WHAT IS BEING ASKED ▸ Copy, from the entries below, each line in which the string "JSON" appears.

Figure record extracts ▸
++++++++++

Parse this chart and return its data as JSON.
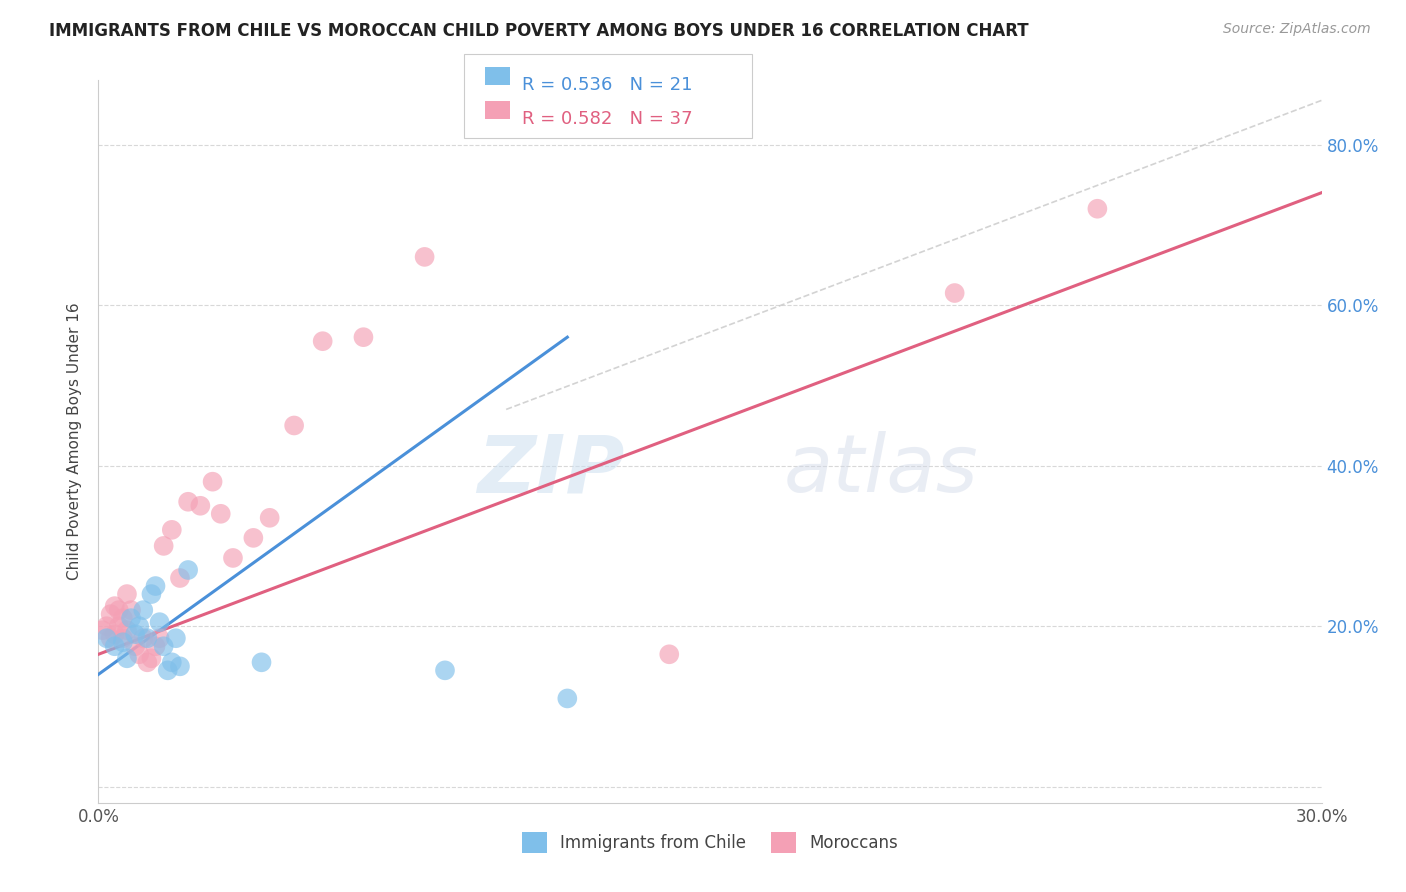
{
  "title": "IMMIGRANTS FROM CHILE VS MOROCCAN CHILD POVERTY AMONG BOYS UNDER 16 CORRELATION CHART",
  "source": "Source: ZipAtlas.com",
  "ylabel": "Child Poverty Among Boys Under 16",
  "xlim": [
    0.0,
    0.3
  ],
  "ylim": [
    -0.02,
    0.88
  ],
  "xticks": [
    0.0,
    0.05,
    0.1,
    0.15,
    0.2,
    0.25,
    0.3
  ],
  "xticklabels": [
    "0.0%",
    "",
    "",
    "",
    "",
    "",
    "30.0%"
  ],
  "yticks_right": [
    0.0,
    0.2,
    0.4,
    0.6,
    0.8
  ],
  "ytick_labels_right": [
    "",
    "20.0%",
    "40.0%",
    "60.0%",
    "80.0%"
  ],
  "legend_R1": "0.536",
  "legend_N1": "21",
  "legend_R2": "0.582",
  "legend_N2": "37",
  "legend_label1": "Immigrants from Chile",
  "legend_label2": "Moroccans",
  "color_blue": "#7fbfea",
  "color_pink": "#f4a0b5",
  "color_blue_line": "#4a90d9",
  "color_pink_line": "#e06080",
  "watermark_zip": "ZIP",
  "watermark_atlas": "atlas",
  "blue_scatter_x": [
    0.002,
    0.004,
    0.006,
    0.007,
    0.008,
    0.009,
    0.01,
    0.011,
    0.012,
    0.013,
    0.014,
    0.015,
    0.016,
    0.017,
    0.018,
    0.019,
    0.02,
    0.022,
    0.04,
    0.085,
    0.115
  ],
  "blue_scatter_y": [
    0.185,
    0.175,
    0.18,
    0.16,
    0.21,
    0.19,
    0.2,
    0.22,
    0.185,
    0.24,
    0.25,
    0.205,
    0.175,
    0.145,
    0.155,
    0.185,
    0.15,
    0.27,
    0.155,
    0.145,
    0.11
  ],
  "pink_scatter_x": [
    0.001,
    0.002,
    0.003,
    0.003,
    0.004,
    0.004,
    0.005,
    0.005,
    0.006,
    0.006,
    0.007,
    0.007,
    0.008,
    0.009,
    0.01,
    0.011,
    0.012,
    0.013,
    0.014,
    0.015,
    0.016,
    0.018,
    0.02,
    0.022,
    0.025,
    0.028,
    0.03,
    0.033,
    0.038,
    0.042,
    0.048,
    0.055,
    0.065,
    0.08,
    0.14,
    0.21,
    0.245
  ],
  "pink_scatter_y": [
    0.195,
    0.2,
    0.185,
    0.215,
    0.19,
    0.225,
    0.2,
    0.22,
    0.185,
    0.21,
    0.195,
    0.24,
    0.22,
    0.175,
    0.165,
    0.185,
    0.155,
    0.16,
    0.175,
    0.185,
    0.3,
    0.32,
    0.26,
    0.355,
    0.35,
    0.38,
    0.34,
    0.285,
    0.31,
    0.335,
    0.45,
    0.555,
    0.56,
    0.66,
    0.165,
    0.615,
    0.72
  ],
  "blue_line_x": [
    0.0,
    0.115
  ],
  "blue_line_y": [
    0.14,
    0.56
  ],
  "pink_line_x": [
    0.0,
    0.3
  ],
  "pink_line_y": [
    0.165,
    0.74
  ],
  "ref_line_x": [
    0.1,
    0.3
  ],
  "ref_line_y": [
    0.47,
    0.855
  ],
  "grid_color": "#d8d8d8",
  "background_color": "#ffffff"
}
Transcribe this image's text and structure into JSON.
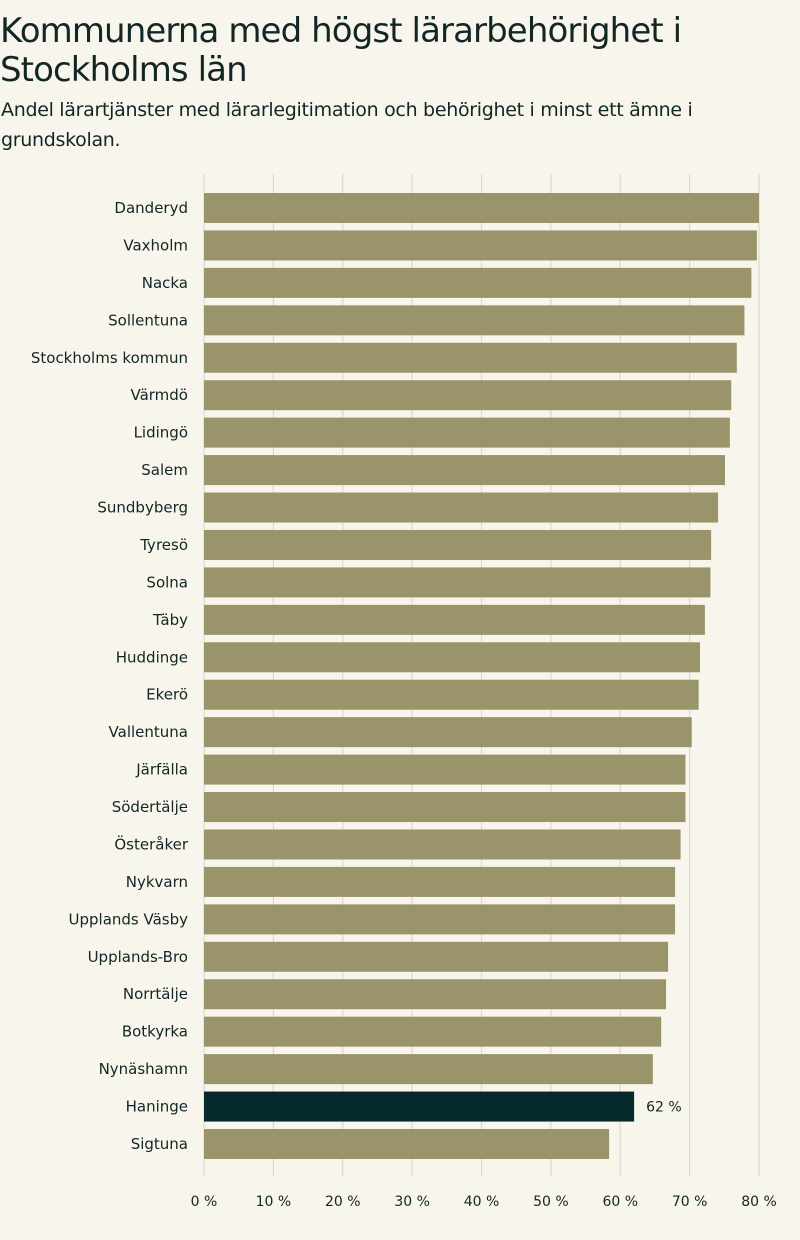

++++++++++

WRITTEN REPLY ▸
Parse this chart and return its data as JSON.
Transcribe this image's text and structure into JSON.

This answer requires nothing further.